**DIRECTIONS FOR THIS TASK:**
Pull out each line of the items below that contains the string "with". Case counts.

**MATERIAL SHOWN:**
# # #

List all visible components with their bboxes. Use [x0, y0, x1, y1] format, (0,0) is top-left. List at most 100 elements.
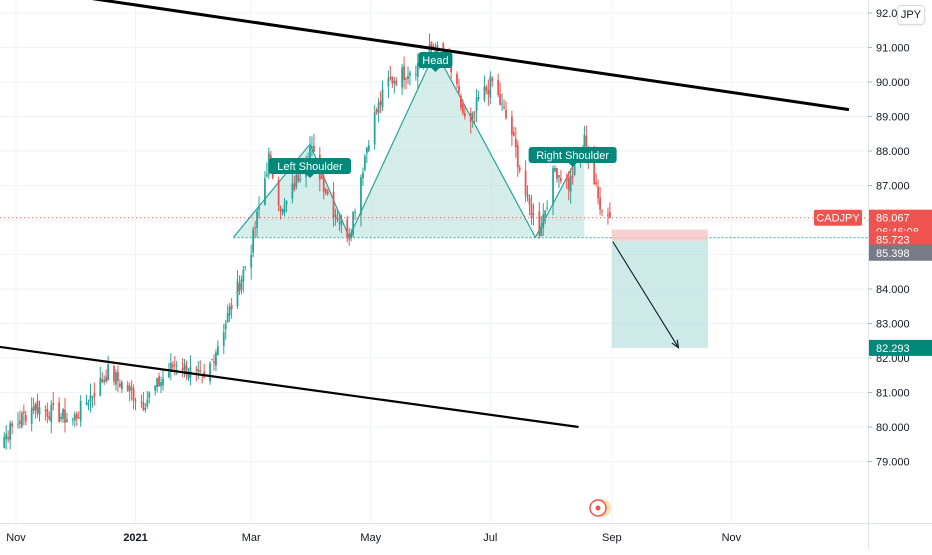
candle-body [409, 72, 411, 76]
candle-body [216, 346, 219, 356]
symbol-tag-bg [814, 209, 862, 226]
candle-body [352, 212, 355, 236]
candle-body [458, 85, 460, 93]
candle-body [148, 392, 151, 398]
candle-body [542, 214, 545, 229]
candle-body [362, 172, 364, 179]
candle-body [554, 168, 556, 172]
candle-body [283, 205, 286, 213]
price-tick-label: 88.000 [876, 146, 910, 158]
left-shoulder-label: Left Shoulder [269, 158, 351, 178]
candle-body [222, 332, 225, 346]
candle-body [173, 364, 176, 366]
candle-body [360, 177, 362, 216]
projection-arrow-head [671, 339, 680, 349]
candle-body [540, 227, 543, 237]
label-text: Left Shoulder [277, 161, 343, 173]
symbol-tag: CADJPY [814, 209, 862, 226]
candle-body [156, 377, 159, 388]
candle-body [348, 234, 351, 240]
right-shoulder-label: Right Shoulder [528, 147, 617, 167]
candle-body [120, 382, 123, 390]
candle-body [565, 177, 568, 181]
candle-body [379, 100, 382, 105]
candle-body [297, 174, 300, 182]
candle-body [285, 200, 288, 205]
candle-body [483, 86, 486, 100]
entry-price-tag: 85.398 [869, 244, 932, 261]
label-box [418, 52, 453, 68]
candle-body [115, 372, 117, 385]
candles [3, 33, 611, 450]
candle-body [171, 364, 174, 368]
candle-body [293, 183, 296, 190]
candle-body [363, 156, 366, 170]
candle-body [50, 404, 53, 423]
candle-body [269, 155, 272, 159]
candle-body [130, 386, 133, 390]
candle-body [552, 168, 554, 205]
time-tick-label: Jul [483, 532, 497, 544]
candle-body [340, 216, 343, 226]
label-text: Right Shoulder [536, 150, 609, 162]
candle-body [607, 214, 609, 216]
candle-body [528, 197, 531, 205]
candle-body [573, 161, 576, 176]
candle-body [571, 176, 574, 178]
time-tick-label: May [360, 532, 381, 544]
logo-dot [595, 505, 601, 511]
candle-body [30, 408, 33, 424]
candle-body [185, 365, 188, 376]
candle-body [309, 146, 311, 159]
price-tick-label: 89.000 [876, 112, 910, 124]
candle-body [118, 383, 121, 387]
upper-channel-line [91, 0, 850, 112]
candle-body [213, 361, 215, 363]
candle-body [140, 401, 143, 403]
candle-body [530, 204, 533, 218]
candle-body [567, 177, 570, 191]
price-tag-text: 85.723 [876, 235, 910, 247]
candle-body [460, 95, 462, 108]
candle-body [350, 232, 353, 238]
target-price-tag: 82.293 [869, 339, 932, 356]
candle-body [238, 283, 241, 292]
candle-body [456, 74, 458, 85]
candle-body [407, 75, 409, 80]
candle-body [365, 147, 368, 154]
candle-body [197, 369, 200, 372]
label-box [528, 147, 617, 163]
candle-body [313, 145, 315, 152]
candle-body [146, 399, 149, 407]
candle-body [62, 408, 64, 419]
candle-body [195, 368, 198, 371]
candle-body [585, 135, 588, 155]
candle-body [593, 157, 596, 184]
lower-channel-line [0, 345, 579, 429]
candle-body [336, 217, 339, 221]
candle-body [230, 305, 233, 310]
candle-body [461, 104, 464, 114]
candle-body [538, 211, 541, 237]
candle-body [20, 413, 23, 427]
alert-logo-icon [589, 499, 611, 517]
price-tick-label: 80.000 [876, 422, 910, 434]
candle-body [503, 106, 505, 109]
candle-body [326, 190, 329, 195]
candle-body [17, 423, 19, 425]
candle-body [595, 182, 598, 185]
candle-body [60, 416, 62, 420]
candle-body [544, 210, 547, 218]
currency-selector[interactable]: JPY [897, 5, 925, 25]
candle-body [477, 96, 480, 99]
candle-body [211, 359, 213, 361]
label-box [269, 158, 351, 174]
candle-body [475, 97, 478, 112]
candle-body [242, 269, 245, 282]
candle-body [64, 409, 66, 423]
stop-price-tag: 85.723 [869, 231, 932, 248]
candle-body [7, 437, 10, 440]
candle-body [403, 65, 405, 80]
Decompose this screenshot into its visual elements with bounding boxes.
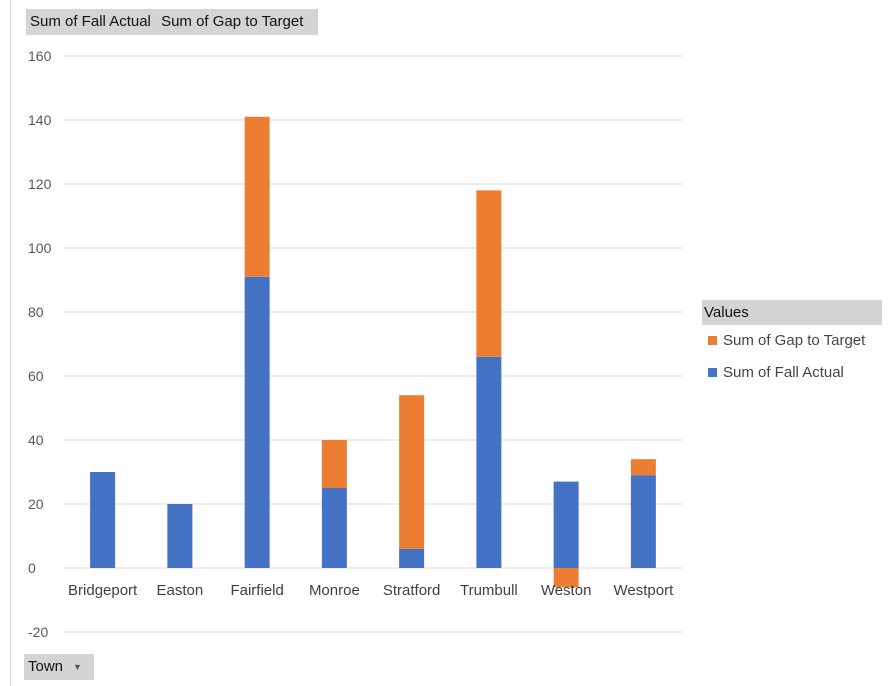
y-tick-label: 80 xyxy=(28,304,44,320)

# # #

**SOLUTION TO THIS EXERCISE:**
List all visible components with their bboxes. Use [x0, y0, x1, y1] format, (0,0) is top-left. List at most 100 elements.
Decompose this screenshot into its visual elements with bounding boxes.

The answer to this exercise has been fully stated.